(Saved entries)
>> Start

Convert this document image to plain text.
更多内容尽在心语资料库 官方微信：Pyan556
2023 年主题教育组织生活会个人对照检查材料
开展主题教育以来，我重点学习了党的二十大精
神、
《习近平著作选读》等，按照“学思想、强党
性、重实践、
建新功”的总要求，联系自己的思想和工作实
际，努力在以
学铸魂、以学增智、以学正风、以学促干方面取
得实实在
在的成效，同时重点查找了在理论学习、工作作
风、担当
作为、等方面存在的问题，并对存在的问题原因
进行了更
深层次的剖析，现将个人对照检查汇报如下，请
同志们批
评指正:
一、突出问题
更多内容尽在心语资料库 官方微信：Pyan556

>> End

Write out the complete set of records exactly as given.

**ANSWER BELOW**
Convert this document image to plain text.
更多内容尽在心语资料库 官方微信：Pyan556
2023 年主题教育组织生活会个人对照检查材料
开展主题教育以来，我重点学习了党的二十大精
神、
《习近平著作选读》等，按照“学思想、强党
性、重实践、
建新功”的总要求，联系自己的思想和工作实
际，努力在以
学铸魂、以学增智、以学正风、以学促干方面取
得实实在
在的成效，同时重点查找了在理论学习、工作作
风、担当
作为、等方面存在的问题，并对存在的问题原因
进行了更
深层次的剖析，现将个人对照检查汇报如下，请
同志们批
评指正:
一、突出问题
更多内容尽在心语资料库 官方微信：Pyan556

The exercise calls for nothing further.